§ WHAT YOU NEED TO DO
Records follow. Copy every line with "JSON".
====
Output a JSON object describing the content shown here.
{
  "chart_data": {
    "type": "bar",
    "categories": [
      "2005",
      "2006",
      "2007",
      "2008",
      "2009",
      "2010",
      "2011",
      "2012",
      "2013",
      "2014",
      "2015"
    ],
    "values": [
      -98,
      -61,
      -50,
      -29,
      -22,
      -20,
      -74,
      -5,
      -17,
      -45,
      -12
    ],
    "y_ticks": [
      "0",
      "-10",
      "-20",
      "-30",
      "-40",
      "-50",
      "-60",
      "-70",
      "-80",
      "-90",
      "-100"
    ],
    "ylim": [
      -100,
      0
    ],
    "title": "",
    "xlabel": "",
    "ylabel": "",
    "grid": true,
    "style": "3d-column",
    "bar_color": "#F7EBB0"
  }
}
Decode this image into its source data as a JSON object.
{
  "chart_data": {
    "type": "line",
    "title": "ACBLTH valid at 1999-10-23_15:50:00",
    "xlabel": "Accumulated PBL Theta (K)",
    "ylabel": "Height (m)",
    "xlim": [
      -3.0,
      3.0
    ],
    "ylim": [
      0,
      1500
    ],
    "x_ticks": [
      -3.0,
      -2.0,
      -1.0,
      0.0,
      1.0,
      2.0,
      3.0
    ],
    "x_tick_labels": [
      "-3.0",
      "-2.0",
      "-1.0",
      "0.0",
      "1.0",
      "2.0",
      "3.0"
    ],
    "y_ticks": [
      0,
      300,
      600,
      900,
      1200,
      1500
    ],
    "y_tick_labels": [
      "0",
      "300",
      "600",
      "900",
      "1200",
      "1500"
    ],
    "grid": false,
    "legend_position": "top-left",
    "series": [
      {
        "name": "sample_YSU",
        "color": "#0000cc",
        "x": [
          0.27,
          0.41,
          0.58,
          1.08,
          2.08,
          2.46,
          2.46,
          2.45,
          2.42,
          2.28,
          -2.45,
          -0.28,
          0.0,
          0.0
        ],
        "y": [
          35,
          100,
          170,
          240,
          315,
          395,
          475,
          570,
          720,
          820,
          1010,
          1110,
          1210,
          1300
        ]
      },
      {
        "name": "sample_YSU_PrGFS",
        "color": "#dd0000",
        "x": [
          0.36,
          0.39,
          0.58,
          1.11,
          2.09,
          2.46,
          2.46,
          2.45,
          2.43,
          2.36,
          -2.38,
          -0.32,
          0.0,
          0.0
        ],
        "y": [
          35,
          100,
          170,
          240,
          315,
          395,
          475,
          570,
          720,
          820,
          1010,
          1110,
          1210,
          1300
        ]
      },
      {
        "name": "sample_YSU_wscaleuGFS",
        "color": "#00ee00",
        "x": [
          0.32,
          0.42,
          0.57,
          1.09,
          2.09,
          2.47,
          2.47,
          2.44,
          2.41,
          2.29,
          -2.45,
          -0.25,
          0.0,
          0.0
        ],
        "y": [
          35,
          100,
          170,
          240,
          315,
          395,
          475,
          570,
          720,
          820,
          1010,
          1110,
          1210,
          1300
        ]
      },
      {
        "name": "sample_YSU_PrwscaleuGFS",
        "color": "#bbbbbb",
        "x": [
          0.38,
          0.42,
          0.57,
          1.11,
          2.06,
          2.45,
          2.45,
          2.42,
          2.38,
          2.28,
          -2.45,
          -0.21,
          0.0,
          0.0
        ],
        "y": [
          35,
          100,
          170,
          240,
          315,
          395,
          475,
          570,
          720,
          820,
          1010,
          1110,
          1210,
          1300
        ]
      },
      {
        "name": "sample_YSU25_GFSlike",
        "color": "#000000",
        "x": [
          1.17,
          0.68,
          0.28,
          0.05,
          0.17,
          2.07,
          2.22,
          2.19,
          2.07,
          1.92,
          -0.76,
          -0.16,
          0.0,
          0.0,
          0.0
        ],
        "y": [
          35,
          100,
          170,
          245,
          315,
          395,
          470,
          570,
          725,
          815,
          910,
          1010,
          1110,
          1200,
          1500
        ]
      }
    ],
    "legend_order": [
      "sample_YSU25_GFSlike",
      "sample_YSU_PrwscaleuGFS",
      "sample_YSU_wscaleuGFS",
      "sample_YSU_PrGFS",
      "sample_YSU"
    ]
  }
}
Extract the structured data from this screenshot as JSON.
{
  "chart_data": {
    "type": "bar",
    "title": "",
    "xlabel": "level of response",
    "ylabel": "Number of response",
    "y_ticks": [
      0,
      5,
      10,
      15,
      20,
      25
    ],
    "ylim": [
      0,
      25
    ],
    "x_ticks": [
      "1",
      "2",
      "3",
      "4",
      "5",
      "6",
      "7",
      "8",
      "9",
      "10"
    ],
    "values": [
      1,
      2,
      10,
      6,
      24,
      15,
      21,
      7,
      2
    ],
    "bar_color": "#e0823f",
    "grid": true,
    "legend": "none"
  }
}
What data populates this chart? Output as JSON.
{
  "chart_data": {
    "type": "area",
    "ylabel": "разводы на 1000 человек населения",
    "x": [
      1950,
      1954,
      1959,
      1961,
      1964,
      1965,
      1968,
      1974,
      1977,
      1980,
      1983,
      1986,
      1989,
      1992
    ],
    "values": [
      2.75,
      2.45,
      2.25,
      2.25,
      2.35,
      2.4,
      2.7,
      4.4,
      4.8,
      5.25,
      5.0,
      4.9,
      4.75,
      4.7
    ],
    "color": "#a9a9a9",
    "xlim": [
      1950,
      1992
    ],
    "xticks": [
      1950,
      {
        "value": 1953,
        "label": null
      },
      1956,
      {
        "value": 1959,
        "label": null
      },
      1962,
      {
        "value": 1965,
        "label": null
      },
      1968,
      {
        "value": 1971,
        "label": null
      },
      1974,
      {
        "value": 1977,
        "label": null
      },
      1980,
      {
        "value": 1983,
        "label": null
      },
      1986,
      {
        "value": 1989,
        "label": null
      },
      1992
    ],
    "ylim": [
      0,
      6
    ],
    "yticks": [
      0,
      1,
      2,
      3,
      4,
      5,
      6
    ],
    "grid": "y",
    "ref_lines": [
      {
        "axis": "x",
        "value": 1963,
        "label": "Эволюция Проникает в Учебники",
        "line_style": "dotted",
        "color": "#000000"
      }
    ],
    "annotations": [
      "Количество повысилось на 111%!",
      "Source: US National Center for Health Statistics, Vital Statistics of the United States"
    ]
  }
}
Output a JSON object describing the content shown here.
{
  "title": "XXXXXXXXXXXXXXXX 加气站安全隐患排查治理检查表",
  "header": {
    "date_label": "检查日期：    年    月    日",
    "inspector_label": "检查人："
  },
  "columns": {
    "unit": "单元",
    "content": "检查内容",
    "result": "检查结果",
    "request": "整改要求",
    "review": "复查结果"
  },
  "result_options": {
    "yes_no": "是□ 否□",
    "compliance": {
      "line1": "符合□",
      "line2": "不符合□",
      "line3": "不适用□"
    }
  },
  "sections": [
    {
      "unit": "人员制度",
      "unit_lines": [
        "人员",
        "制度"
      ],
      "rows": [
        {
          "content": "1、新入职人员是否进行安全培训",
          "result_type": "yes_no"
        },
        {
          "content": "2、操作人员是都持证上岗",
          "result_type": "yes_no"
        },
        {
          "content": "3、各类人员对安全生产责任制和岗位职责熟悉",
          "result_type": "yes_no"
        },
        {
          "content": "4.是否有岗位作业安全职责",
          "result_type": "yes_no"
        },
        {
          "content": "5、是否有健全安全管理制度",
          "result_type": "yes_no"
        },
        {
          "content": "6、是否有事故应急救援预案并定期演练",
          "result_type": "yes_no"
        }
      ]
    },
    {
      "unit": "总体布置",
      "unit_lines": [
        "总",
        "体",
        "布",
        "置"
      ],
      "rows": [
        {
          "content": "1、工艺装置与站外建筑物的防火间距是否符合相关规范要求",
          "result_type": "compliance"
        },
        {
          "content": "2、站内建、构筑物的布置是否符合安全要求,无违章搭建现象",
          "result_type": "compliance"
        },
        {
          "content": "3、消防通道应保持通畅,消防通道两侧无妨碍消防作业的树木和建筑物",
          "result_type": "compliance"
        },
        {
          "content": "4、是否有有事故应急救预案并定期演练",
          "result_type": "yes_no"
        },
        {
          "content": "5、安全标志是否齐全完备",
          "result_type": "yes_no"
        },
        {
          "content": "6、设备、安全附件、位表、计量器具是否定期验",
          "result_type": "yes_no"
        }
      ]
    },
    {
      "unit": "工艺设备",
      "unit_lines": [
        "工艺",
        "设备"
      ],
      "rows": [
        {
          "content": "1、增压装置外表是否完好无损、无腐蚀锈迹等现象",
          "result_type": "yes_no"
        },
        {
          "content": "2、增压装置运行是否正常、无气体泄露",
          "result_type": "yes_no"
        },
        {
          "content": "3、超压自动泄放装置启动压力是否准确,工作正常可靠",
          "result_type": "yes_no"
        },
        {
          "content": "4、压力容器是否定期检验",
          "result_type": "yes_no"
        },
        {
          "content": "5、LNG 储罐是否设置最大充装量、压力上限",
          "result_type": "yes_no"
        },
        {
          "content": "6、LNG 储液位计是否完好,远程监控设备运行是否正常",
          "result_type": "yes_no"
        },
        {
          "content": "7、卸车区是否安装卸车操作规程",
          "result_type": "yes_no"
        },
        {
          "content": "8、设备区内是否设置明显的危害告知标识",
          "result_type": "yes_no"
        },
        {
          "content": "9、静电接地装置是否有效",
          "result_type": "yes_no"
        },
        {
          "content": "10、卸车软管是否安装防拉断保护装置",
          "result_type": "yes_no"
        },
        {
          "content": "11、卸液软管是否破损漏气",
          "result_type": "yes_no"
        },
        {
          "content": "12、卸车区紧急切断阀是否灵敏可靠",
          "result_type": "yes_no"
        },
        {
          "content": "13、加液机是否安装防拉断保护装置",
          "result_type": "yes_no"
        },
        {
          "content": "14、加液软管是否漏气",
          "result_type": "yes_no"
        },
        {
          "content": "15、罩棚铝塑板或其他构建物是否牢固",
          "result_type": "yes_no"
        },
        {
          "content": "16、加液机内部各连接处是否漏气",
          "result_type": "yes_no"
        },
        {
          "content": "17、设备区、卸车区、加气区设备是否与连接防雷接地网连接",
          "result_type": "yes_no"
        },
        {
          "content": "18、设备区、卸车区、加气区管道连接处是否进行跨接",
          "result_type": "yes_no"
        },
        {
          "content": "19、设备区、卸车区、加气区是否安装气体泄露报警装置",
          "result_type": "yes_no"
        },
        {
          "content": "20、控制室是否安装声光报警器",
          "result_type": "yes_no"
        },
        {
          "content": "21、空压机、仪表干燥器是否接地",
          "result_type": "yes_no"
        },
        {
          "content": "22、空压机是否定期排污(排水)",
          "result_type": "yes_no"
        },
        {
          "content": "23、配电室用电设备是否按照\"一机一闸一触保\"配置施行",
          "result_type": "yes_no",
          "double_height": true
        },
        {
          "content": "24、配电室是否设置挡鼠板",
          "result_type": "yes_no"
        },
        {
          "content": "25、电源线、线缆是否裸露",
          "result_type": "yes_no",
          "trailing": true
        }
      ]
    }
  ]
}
====
§ ANSWER FOR THE TASK
Output a JSON object describing the content shown here.
Decode this image into its source data as a JSON object.
Extract the structured data from this screenshot as JSON.
What data populates this chart? Output as JSON.
Output a JSON object describing the content shown here.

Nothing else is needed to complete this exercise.